*Directions for this task*
Rewrite the entries from the line containing "- layer-row[interactable]: 颜色: [442, 97, 553, 112]" through the line containing "- invert2-label: 反相: [237, 219, 248, 226]", replacing "dialog-title" with "dialog-header" and leaving everything else as it is.

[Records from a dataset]
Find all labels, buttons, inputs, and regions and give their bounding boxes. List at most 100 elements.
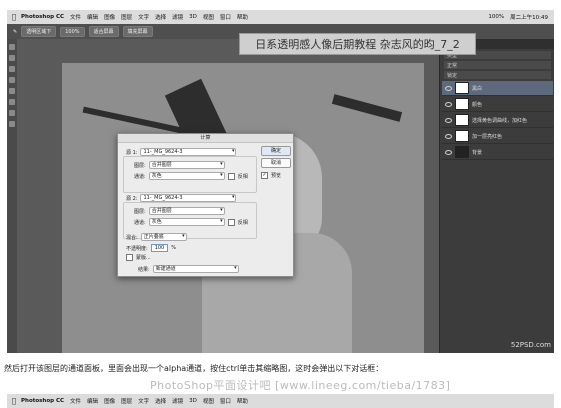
- layer-row[interactable]: 颜色: [442, 97, 553, 112]
- result-select[interactable]: 新建通道: [152, 265, 239, 273]
- menu-view[interactable]: 视图: [203, 397, 214, 405]
- channel2-row: 通道: 灰色 反相: [134, 218, 248, 226]
- lock-row[interactable]: 锁定: [444, 71, 551, 79]
- menu-filter[interactable]: 滤镜: [172, 13, 183, 21]
- dialog-title: 计算: [118, 134, 293, 143]
- invert2-label: 反相: [237, 219, 248, 226]
- menu-file[interactable]: 文件: [70, 397, 81, 405]
- layer-thumbnail: [455, 146, 469, 158]
- zoom-status: 100%: [488, 14, 505, 20]
- menu-3d[interactable]: 3D: [189, 14, 197, 20]
- fit-screen-button[interactable]: 适合屏幕: [88, 26, 119, 37]
- menu-3d[interactable]: 3D: [189, 398, 197, 404]
- blending-select[interactable]: 正片叠底: [140, 233, 187, 241]
- move-tool-icon[interactable]: [9, 44, 15, 50]
- fill-screen-button[interactable]: 填充屏幕: [122, 26, 153, 37]
- blend-mode-select[interactable]: 正常: [444, 61, 551, 69]
- source2-select[interactable]: 11-_MG_9624-3: [140, 194, 237, 202]
- menu-bar:  Photoshop CC 文件 编辑 图像 图层 文字 选择 滤镜 3D 视…: [7, 10, 554, 24]
- calculations-dialog: 计算 源 1: 11-_MG_9624-3 图层: 合并图层 通道: 灰色 反相…: [117, 133, 294, 277]
- channel2-select[interactable]: 灰色: [148, 218, 225, 226]
- ok-button[interactable]: 确定: [261, 146, 291, 156]
- brush-tool-icon[interactable]: [9, 88, 15, 94]
- visibility-eye-icon[interactable]: [445, 85, 452, 91]
- channel1-label: 通道:: [134, 173, 146, 180]
- eraser-tool-icon[interactable]: [9, 99, 15, 105]
- blending-row: 混合: 正片叠底: [126, 233, 187, 241]
- menu-select[interactable]: 选择: [155, 13, 166, 21]
- invert2-checkbox[interactable]: [227, 218, 235, 226]
- menu-layer[interactable]: 图层: [121, 397, 132, 405]
- menu-select[interactable]: 选择: [155, 397, 166, 405]
- opacity-unit: %: [171, 245, 176, 251]
- layer1-row: 图层: 合并图层: [134, 161, 225, 169]
- menu-layer[interactable]: 图层: [121, 13, 132, 21]
- layer-row[interactable]: 选择黄色调曲线，加红色: [442, 113, 553, 128]
- menu-view[interactable]: 视图: [203, 13, 214, 21]
- result-label: 结果:: [138, 266, 150, 273]
- mask-checkbox[interactable]: [126, 254, 133, 261]
- layer-row[interactable]: 背景: [442, 145, 553, 160]
- tool-icon[interactable]: ✎: [13, 29, 17, 35]
- menu-window[interactable]: 窗口: [220, 397, 231, 405]
- menu-type[interactable]: 文字: [138, 397, 149, 405]
- tools-panel: [7, 39, 17, 353]
- lasso-tool-icon[interactable]: [9, 66, 15, 72]
- app-name[interactable]: Photoshop CC: [21, 14, 64, 20]
- mode-select[interactable]: 透明区域下: [21, 26, 57, 37]
- opacity-label: 不透明度:: [126, 245, 148, 252]
- channel2-label: 通道:: [134, 219, 146, 226]
- menu-window[interactable]: 窗口: [220, 13, 231, 21]
- apple-icon[interactable]: : [7, 13, 21, 21]
- layer1-select[interactable]: 合并图层: [148, 161, 225, 169]
- photoshop-screenshot:  Photoshop CC 文件 编辑 图像 图层 文字 选择 滤镜 3D 视…: [7, 10, 554, 353]
- app-name[interactable]: Photoshop CC: [21, 398, 64, 404]
- layer-name: 背景: [472, 149, 483, 156]
- zoom-100-button[interactable]: 100%: [60, 26, 85, 37]
- layer-thumbnail: [455, 114, 469, 126]
- channel1-select[interactable]: 灰色: [148, 172, 225, 180]
- layer-row[interactable]: 加一层亮红色: [442, 129, 553, 144]
- menu-help[interactable]: 帮助: [237, 397, 248, 405]
- channel1-row: 通道: 灰色 反相: [134, 172, 248, 180]
- layer2-select[interactable]: 合并图层: [148, 207, 225, 215]
- layer-row[interactable]: 黑白: [442, 81, 553, 96]
- canvas-watermark: 52PSD.com: [510, 341, 551, 349]
- visibility-eye-icon[interactable]: [445, 117, 452, 123]
- menu-help[interactable]: 帮助: [237, 13, 248, 21]
- source1-select[interactable]: 11-_MG_9624-3: [140, 148, 237, 156]
- menu-image[interactable]: 图像: [104, 397, 115, 405]
- mask-label: 蒙版...: [136, 255, 151, 261]
- menu-type[interactable]: 文字: [138, 13, 149, 21]
- layer-name: 黑白: [472, 85, 483, 92]
- layer1-label: 图层:: [134, 162, 146, 169]
- preview-checkbox[interactable]: ✓: [261, 172, 268, 179]
- visibility-eye-icon[interactable]: [445, 101, 452, 107]
- menu-edit[interactable]: 编辑: [87, 397, 98, 405]
- layer2-label: 图层:: [134, 208, 146, 215]
- clock: 周二上午10:49: [510, 15, 548, 21]
- opacity-input[interactable]: 100: [150, 244, 169, 252]
- layers-panel: 图层 类型 正常 锁定 黑白 颜色 选择黄色调曲线，加红色 加一层亮红色 背景: [439, 39, 554, 353]
- layer-name: 加一层亮红色: [472, 133, 503, 140]
- preview-row: ✓ 预览: [261, 172, 281, 179]
- hand-tool-icon[interactable]: [9, 121, 15, 127]
- tutorial-title-overlay: 日系透明感人像后期教程 杂志风的昀_7_2: [239, 33, 476, 55]
- invert1-label: 反相: [237, 173, 248, 180]
- menu-filter[interactable]: 滤镜: [172, 397, 183, 405]
- apple-icon[interactable]: : [7, 397, 21, 405]
- menu-image[interactable]: 图像: [104, 13, 115, 21]
- cancel-button[interactable]: 取消: [261, 158, 291, 168]
- layer2-row: 图层: 合并图层: [134, 207, 225, 215]
- type-tool-icon[interactable]: [9, 110, 15, 116]
- menu-file[interactable]: 文件: [70, 13, 81, 21]
- visibility-eye-icon[interactable]: [445, 133, 452, 139]
- marquee-tool-icon[interactable]: [9, 55, 15, 61]
- crop-tool-icon[interactable]: [9, 77, 15, 83]
- visibility-eye-icon[interactable]: [445, 149, 452, 155]
- blending-label: 混合:: [126, 234, 138, 241]
- source2-label: 源 2:: [126, 195, 138, 202]
- invert1-checkbox[interactable]: [227, 172, 235, 180]
- source1-row: 源 1: 11-_MG_9624-3: [126, 148, 237, 156]
- menu-edit[interactable]: 编辑: [87, 13, 98, 21]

*Task result*
- layer-row[interactable]: 颜色: [442, 97, 553, 112]
- result-select[interactable]: 新建通道: [152, 265, 239, 273]
- menu-view[interactable]: 视图: [203, 397, 214, 405]
- channel2-row: 通道: 灰色 反相: [134, 218, 248, 226]
- lock-row[interactable]: 锁定: [444, 71, 551, 79]
- menu-filter[interactable]: 滤镜: [172, 13, 183, 21]
- dialog-header: 计算: [118, 134, 293, 143]
- invert2-label: 反相: [237, 219, 248, 226]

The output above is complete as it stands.